### PROBLEM TO WORK ON
Restate every entry word for word.

### GIVEN RECORDS
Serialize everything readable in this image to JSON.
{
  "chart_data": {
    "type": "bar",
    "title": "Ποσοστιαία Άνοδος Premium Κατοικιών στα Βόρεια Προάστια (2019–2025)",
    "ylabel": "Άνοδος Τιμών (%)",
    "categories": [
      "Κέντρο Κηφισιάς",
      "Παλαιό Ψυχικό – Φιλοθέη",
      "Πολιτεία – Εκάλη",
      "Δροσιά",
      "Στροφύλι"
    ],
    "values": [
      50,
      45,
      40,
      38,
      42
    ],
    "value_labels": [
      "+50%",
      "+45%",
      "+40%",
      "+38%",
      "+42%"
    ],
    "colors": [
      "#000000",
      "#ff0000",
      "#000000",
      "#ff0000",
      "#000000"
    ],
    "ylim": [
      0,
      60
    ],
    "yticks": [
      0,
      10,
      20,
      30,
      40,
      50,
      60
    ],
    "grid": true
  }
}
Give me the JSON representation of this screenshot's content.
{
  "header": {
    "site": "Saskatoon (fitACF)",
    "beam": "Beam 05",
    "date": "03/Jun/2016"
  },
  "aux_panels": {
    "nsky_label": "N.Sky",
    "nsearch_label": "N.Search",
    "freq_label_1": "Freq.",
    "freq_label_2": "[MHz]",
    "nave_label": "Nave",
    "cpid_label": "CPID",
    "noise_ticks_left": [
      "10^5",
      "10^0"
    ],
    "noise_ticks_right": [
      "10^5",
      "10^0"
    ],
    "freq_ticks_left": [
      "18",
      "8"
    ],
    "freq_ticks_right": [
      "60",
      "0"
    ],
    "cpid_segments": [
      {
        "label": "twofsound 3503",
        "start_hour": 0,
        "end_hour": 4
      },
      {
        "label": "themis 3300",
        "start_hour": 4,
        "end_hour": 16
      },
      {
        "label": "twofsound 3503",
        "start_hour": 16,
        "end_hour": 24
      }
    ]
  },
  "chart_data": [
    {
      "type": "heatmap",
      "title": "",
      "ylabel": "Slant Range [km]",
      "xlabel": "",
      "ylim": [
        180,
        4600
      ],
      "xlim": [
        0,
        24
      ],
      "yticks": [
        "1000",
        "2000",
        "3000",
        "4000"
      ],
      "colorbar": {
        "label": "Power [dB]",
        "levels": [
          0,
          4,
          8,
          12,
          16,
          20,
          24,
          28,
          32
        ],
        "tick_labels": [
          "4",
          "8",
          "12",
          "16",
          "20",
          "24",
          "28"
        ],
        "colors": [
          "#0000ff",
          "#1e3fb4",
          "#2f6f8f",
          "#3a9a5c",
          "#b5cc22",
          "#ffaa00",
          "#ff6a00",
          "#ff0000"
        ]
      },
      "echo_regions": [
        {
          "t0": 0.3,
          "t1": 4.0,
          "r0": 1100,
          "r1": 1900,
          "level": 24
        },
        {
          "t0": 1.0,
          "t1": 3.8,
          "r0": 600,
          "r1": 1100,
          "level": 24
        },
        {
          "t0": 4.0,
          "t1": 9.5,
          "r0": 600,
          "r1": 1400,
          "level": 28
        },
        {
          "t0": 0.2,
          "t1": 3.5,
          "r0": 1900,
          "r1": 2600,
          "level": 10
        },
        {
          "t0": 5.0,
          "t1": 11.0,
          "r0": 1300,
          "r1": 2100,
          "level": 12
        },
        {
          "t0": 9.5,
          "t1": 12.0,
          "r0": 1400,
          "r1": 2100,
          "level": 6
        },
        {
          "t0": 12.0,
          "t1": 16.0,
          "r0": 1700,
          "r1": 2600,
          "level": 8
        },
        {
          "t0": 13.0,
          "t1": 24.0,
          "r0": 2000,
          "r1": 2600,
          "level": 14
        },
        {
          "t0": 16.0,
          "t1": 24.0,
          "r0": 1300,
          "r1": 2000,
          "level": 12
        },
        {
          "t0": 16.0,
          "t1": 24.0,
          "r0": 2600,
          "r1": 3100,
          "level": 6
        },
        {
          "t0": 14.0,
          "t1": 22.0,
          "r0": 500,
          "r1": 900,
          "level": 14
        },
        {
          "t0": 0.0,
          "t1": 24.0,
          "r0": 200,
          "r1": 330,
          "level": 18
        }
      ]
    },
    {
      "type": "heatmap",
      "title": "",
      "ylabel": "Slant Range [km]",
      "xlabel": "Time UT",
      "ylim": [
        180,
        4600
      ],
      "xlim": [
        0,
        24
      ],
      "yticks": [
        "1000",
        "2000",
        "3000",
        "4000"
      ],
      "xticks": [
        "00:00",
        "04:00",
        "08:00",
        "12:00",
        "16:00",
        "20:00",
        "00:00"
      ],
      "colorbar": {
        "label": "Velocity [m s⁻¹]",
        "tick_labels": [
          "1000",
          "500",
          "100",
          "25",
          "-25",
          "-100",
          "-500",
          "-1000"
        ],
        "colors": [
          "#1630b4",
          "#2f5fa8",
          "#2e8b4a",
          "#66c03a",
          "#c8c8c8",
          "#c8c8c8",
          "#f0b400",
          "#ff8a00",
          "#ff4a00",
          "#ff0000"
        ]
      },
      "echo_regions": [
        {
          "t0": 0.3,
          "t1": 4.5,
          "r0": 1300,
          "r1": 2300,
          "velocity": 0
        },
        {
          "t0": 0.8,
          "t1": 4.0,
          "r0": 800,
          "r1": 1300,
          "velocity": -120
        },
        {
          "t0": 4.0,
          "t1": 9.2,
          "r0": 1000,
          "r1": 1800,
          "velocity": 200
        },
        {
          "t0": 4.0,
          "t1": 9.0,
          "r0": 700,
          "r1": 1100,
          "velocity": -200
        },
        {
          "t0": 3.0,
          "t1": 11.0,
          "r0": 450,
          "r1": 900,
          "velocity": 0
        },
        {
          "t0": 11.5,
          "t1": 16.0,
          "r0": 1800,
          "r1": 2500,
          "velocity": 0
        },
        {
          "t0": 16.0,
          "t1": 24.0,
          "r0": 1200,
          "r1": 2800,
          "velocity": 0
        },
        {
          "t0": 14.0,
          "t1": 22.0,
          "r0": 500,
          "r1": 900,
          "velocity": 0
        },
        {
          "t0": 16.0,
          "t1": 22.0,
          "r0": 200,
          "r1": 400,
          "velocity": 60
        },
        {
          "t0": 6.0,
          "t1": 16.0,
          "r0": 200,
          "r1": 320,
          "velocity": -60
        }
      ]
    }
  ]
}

### TASK OUTPUT
Serialize everything readable in this image to JSON.
{
  "chart_data": {
    "type": "bar",
    "title": "Ποσοστιαία Άνοδος Premium Κατοικιών στα Βόρεια Προάστια (2019–2025)",
    "ylabel": "Άνοδος Τιμών (%)",
    "categories": [
      "Κέντρο Κηφισιάς",
      "Παλαιό Ψυχικό – Φιλοθέη",
      "Πολιτεία – Εκάλη",
      "Δροσιά",
      "Στροφύλι"
    ],
    "values": [
      50,
      45,
      40,
      38,
      42
    ],
    "value_labels": [
      "+50%",
      "+45%",
      "+40%",
      "+38%",
      "+42%"
    ],
    "colors": [
      "#000000",
      "#ff0000",
      "#000000",
      "#ff0000",
      "#000000"
    ],
    "ylim": [
      0,
      60
    ],
    "yticks": [
      0,
      10,
      20,
      30,
      40,
      50,
      60
    ],
    "grid": true
  }
}
Give me the JSON representation of this screenshot's content.
{
  "header": {
    "site": "Saskatoon (fitACF)",
    "beam": "Beam 05",
    "date": "03/Jun/2016"
  },
  "aux_panels": {
    "nsky_label": "N.Sky",
    "nsearch_label": "N.Search",
    "freq_label_1": "Freq.",
    "freq_label_2": "[MHz]",
    "nave_label": "Nave",
    "cpid_label": "CPID",
    "noise_ticks_left": [
      "10^5",
      "10^0"
    ],
    "noise_ticks_right": [
      "10^5",
      "10^0"
    ],
    "freq_ticks_left": [
      "18",
      "8"
    ],
    "freq_ticks_right": [
      "60",
      "0"
    ],
    "cpid_segments": [
      {
        "label": "twofsound 3503",
        "start_hour": 0,
        "end_hour": 4
      },
      {
        "label": "themis 3300",
        "start_hour": 4,
        "end_hour": 16
      },
      {
        "label": "twofsound 3503",
        "start_hour": 16,
        "end_hour": 24
      }
    ]
  },
  "chart_data": [
    {
      "type": "heatmap",
      "title": "",
      "ylabel": "Slant Range [km]",
      "xlabel": "",
      "ylim": [
        180,
        4600
      ],
      "xlim": [
        0,
        24
      ],
      "yticks": [
        "1000",
        "2000",
        "3000",
        "4000"
      ],
      "colorbar": {
        "label": "Power [dB]",
        "levels": [
          0,
          4,
          8,
          12,
          16,
          20,
          24,
          28,
          32
        ],
        "tick_labels": [
          "4",
          "8",
          "12",
          "16",
          "20",
          "24",
          "28"
        ],
        "colors": [
          "#0000ff",
          "#1e3fb4",
          "#2f6f8f",
          "#3a9a5c",
          "#b5cc22",
          "#ffaa00",
          "#ff6a00",
          "#ff0000"
        ]
      },
      "echo_regions": [
        {
          "t0": 0.3,
          "t1": 4.0,
          "r0": 1100,
          "r1": 1900,
          "level": 24
        },
        {
          "t0": 1.0,
          "t1": 3.8,
          "r0": 600,
          "r1": 1100,
          "level": 24
        },
        {
          "t0": 4.0,
          "t1": 9.5,
          "r0": 600,
          "r1": 1400,
          "level": 28
        },
        {
          "t0": 0.2,
          "t1": 3.5,
          "r0": 1900,
          "r1": 2600,
          "level": 10
        },
        {
          "t0": 5.0,
          "t1": 11.0,
          "r0": 1300,
          "r1": 2100,
          "level": 12
        },
        {
          "t0": 9.5,
          "t1": 12.0,
          "r0": 1400,
          "r1": 2100,
          "level": 6
        },
        {
          "t0": 12.0,
          "t1": 16.0,
          "r0": 1700,
          "r1": 2600,
          "level": 8
        },
        {
          "t0": 13.0,
          "t1": 24.0,
          "r0": 2000,
          "r1": 2600,
          "level": 14
        },
        {
          "t0": 16.0,
          "t1": 24.0,
          "r0": 1300,
          "r1": 2000,
          "level": 12
        },
        {
          "t0": 16.0,
          "t1": 24.0,
          "r0": 2600,
          "r1": 3100,
          "level": 6
        },
        {
          "t0": 14.0,
          "t1": 22.0,
          "r0": 500,
          "r1": 900,
          "level": 14
        },
        {
          "t0": 0.0,
          "t1": 24.0,
          "r0": 200,
          "r1": 330,
          "level": 18
        }
      ]
    },
    {
      "type": "heatmap",
      "title": "",
      "ylabel": "Slant Range [km]",
      "xlabel": "Time UT",
      "ylim": [
        180,
        4600
      ],
      "xlim": [
        0,
        24
      ],
      "yticks": [
        "1000",
        "2000",
        "3000",
        "4000"
      ],
      "xticks": [
        "00:00",
        "04:00",
        "08:00",
        "12:00",
        "16:00",
        "20:00",
        "00:00"
      ],
      "colorbar": {
        "label": "Velocity [m s⁻¹]",
        "tick_labels": [
          "1000",
          "500",
          "100",
          "25",
          "-25",
          "-100",
          "-500",
          "-1000"
        ],
        "colors": [
          "#1630b4",
          "#2f5fa8",
          "#2e8b4a",
          "#66c03a",
          "#c8c8c8",
          "#c8c8c8",
          "#f0b400",
          "#ff8a00",
          "#ff4a00",
          "#ff0000"
        ]
      },
      "echo_regions": [
        {
          "t0": 0.3,
          "t1": 4.5,
          "r0": 1300,
          "r1": 2300,
          "velocity": 0
        },
        {
          "t0": 0.8,
          "t1": 4.0,
          "r0": 800,
          "r1": 1300,
          "velocity": -120
        },
        {
          "t0": 4.0,
          "t1": 9.2,
          "r0": 1000,
          "r1": 1800,
          "velocity": 200
        },
        {
          "t0": 4.0,
          "t1": 9.0,
          "r0": 700,
          "r1": 1100,
          "velocity": -200
        },
        {
          "t0": 3.0,
          "t1": 11.0,
          "r0": 450,
          "r1": 900,
          "velocity": 0
        },
        {
          "t0": 11.5,
          "t1": 16.0,
          "r0": 1800,
          "r1": 2500,
          "velocity": 0
        },
        {
          "t0": 16.0,
          "t1": 24.0,
          "r0": 1200,
          "r1": 2800,
          "velocity": 0
        },
        {
          "t0": 14.0,
          "t1": 22.0,
          "r0": 500,
          "r1": 900,
          "velocity": 0
        },
        {
          "t0": 16.0,
          "t1": 22.0,
          "r0": 200,
          "r1": 400,
          "velocity": 60
        },
        {
          "t0": 6.0,
          "t1": 16.0,
          "r0": 200,
          "r1": 320,
          "velocity": -60
        }
      ]
    }
  ]
}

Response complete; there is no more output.